— Start of Record excerpts —
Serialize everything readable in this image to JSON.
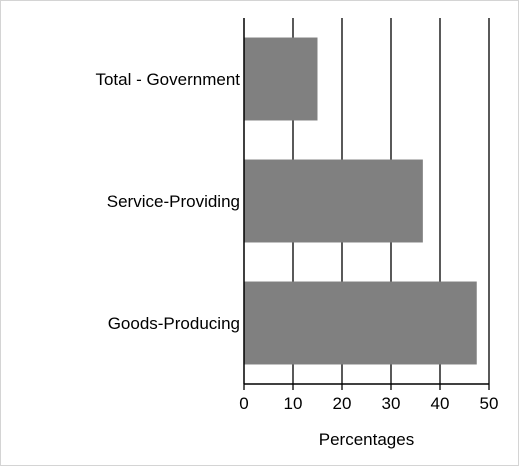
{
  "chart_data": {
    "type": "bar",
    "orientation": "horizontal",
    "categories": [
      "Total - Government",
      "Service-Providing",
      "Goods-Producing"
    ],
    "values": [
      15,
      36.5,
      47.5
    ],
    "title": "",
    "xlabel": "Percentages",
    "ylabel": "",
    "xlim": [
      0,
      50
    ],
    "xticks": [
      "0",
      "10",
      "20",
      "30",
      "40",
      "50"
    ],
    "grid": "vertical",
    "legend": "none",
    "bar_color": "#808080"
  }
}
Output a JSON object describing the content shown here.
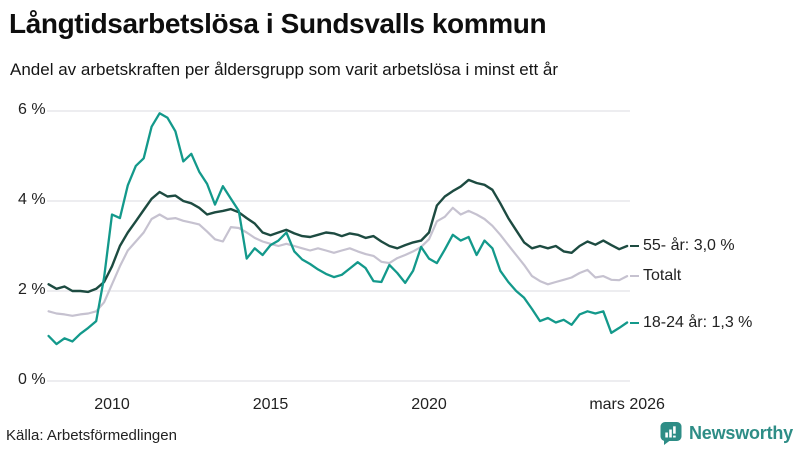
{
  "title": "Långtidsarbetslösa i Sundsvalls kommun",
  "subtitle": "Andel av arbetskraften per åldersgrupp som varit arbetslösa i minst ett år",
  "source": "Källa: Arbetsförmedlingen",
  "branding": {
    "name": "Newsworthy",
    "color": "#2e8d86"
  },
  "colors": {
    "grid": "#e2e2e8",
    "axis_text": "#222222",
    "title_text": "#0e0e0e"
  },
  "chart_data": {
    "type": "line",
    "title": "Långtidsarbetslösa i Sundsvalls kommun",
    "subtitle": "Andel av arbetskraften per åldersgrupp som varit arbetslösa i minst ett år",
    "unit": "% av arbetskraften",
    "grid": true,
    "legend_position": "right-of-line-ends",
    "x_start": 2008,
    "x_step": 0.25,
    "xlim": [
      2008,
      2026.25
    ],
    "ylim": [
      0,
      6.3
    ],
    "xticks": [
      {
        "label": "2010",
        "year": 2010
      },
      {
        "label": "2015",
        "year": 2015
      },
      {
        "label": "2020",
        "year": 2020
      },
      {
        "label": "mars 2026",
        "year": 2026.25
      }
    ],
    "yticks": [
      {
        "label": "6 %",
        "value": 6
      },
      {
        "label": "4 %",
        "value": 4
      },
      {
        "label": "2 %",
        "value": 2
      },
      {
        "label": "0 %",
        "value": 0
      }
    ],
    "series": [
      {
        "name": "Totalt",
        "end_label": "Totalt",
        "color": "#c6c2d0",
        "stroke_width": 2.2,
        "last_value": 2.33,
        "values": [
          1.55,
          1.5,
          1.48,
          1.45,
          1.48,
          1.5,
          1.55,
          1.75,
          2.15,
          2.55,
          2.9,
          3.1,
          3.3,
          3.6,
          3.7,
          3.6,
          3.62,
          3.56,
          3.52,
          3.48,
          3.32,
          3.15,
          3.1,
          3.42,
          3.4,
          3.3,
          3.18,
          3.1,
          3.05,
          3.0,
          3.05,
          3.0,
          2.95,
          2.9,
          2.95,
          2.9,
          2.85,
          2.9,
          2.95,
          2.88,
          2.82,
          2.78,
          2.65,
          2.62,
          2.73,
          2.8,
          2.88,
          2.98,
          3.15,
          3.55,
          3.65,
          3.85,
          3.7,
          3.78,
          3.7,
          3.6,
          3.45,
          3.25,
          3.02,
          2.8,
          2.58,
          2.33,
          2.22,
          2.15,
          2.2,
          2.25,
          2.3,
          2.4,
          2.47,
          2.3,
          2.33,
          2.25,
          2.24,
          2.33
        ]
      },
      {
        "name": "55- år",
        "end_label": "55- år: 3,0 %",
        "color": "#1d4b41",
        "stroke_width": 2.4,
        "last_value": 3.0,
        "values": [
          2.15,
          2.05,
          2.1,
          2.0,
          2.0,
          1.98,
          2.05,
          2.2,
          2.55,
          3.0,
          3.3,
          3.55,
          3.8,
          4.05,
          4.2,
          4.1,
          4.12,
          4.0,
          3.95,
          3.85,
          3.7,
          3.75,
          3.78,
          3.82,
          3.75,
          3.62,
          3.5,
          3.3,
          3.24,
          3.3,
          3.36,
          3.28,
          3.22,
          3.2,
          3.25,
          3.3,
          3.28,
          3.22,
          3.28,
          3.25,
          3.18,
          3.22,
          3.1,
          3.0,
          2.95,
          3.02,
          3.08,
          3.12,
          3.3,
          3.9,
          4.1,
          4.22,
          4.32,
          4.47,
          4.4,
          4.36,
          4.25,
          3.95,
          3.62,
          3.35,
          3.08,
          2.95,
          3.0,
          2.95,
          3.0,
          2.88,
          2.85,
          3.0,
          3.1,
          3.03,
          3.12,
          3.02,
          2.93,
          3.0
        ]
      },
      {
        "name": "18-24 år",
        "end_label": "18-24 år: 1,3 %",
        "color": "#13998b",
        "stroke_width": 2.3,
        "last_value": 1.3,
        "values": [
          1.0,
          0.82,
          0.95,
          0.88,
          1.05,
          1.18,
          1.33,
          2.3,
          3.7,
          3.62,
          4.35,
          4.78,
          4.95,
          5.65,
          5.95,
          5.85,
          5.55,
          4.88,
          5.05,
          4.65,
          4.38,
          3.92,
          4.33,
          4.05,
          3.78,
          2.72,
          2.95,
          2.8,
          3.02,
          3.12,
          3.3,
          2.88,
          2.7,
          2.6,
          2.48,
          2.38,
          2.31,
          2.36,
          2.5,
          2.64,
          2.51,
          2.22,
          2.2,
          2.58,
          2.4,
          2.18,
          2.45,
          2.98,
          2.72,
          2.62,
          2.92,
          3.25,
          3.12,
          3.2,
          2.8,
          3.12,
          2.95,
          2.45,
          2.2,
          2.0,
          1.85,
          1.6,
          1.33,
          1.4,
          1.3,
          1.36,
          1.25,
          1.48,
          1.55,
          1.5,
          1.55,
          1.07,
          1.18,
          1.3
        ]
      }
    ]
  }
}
— End of Record excerpts —
→ Aim
Give the entries again word for word, but skip the pictures.

→ The completed task
Serialize everything readable in this image to JSON.
{
  "chart_data": {
    "type": "bar",
    "orientation": "horizontal",
    "categories": [
      "Total - Government",
      "Service-Providing",
      "Goods-Producing"
    ],
    "values": [
      15,
      36.5,
      47.5
    ],
    "title": "",
    "xlabel": "Percentages",
    "ylabel": "",
    "xlim": [
      0,
      50
    ],
    "xticks": [
      "0",
      "10",
      "20",
      "30",
      "40",
      "50"
    ],
    "grid": "vertical",
    "legend": "none",
    "bar_color": "#808080"
  }
}
Output a JSON object describing the content shown here.
{
  "title": "Långtidsarbetslösa i Sundsvalls kommun",
  "subtitle": "Andel av arbetskraften per åldersgrupp som varit arbetslösa i minst ett år",
  "source": "Källa: Arbetsförmedlingen",
  "branding": {
    "name": "Newsworthy",
    "color": "#2e8d86"
  },
  "colors": {
    "grid": "#e2e2e8",
    "axis_text": "#222222",
    "title_text": "#0e0e0e"
  },
  "chart_data": {
    "type": "line",
    "title": "Långtidsarbetslösa i Sundsvalls kommun",
    "subtitle": "Andel av arbetskraften per åldersgrupp som varit arbetslösa i minst ett år",
    "unit": "% av arbetskraften",
    "grid": true,
    "legend_position": "right-of-line-ends",
    "x_start": 2008,
    "x_step": 0.25,
    "xlim": [
      2008,
      2026.25
    ],
    "ylim": [
      0,
      6.3
    ],
    "xticks": [
      {
        "label": "2010",
        "year": 2010
      },
      {
        "label": "2015",
        "year": 2015
      },
      {
        "label": "2020",
        "year": 2020
      },
      {
        "label": "mars 2026",
        "year": 2026.25
      }
    ],
    "yticks": [
      {
        "label": "6 %",
        "value": 6
      },
      {
        "label": "4 %",
        "value": 4
      },
      {
        "label": "2 %",
        "value": 2
      },
      {
        "label": "0 %",
        "value": 0
      }
    ],
    "series": [
      {
        "name": "Totalt",
        "end_label": "Totalt",
        "color": "#c6c2d0",
        "stroke_width": 2.2,
        "last_value": 2.33,
        "values": [
          1.55,
          1.5,
          1.48,
          1.45,
          1.48,
          1.5,
          1.55,
          1.75,
          2.15,
          2.55,
          2.9,
          3.1,
          3.3,
          3.6,
          3.7,
          3.6,
          3.62,
          3.56,
          3.52,
          3.48,
          3.32,
          3.15,
          3.1,
          3.42,
          3.4,
          3.3,
          3.18,
          3.1,
          3.05,
          3.0,
          3.05,
          3.0,
          2.95,
          2.9,
          2.95,
          2.9,
          2.85,
          2.9,
          2.95,
          2.88,
          2.82,
          2.78,
          2.65,
          2.62,
          2.73,
          2.8,
          2.88,
          2.98,
          3.15,
          3.55,
          3.65,
          3.85,
          3.7,
          3.78,
          3.7,
          3.6,
          3.45,
          3.25,
          3.02,
          2.8,
          2.58,
          2.33,
          2.22,
          2.15,
          2.2,
          2.25,
          2.3,
          2.4,
          2.47,
          2.3,
          2.33,
          2.25,
          2.24,
          2.33
        ]
      },
      {
        "name": "55- år",
        "end_label": "55- år: 3,0 %",
        "color": "#1d4b41",
        "stroke_width": 2.4,
        "last_value": 3.0,
        "values": [
          2.15,
          2.05,
          2.1,
          2.0,
          2.0,
          1.98,
          2.05,
          2.2,
          2.55,
          3.0,
          3.3,
          3.55,
          3.8,
          4.05,
          4.2,
          4.1,
          4.12,
          4.0,
          3.95,
          3.85,
          3.7,
          3.75,
          3.78,
          3.82,
          3.75,
          3.62,
          3.5,
          3.3,
          3.24,
          3.3,
          3.36,
          3.28,
          3.22,
          3.2,
          3.25,
          3.3,
          3.28,
          3.22,
          3.28,
          3.25,
          3.18,
          3.22,
          3.1,
          3.0,
          2.95,
          3.02,
          3.08,
          3.12,
          3.3,
          3.9,
          4.1,
          4.22,
          4.32,
          4.47,
          4.4,
          4.36,
          4.25,
          3.95,
          3.62,
          3.35,
          3.08,
          2.95,
          3.0,
          2.95,
          3.0,
          2.88,
          2.85,
          3.0,
          3.1,
          3.03,
          3.12,
          3.02,
          2.93,
          3.0
        ]
      },
      {
        "name": "18-24 år",
        "end_label": "18-24 år: 1,3 %",
        "color": "#13998b",
        "stroke_width": 2.3,
        "last_value": 1.3,
        "values": [
          1.0,
          0.82,
          0.95,
          0.88,
          1.05,
          1.18,
          1.33,
          2.3,
          3.7,
          3.62,
          4.35,
          4.78,
          4.95,
          5.65,
          5.95,
          5.85,
          5.55,
          4.88,
          5.05,
          4.65,
          4.38,
          3.92,
          4.33,
          4.05,
          3.78,
          2.72,
          2.95,
          2.8,
          3.02,
          3.12,
          3.3,
          2.88,
          2.7,
          2.6,
          2.48,
          2.38,
          2.31,
          2.36,
          2.5,
          2.64,
          2.51,
          2.22,
          2.2,
          2.58,
          2.4,
          2.18,
          2.45,
          2.98,
          2.72,
          2.62,
          2.92,
          3.25,
          3.12,
          3.2,
          2.8,
          3.12,
          2.95,
          2.45,
          2.2,
          2.0,
          1.85,
          1.6,
          1.33,
          1.4,
          1.3,
          1.36,
          1.25,
          1.48,
          1.55,
          1.5,
          1.55,
          1.07,
          1.18,
          1.3
        ]
      }
    ]
  }
}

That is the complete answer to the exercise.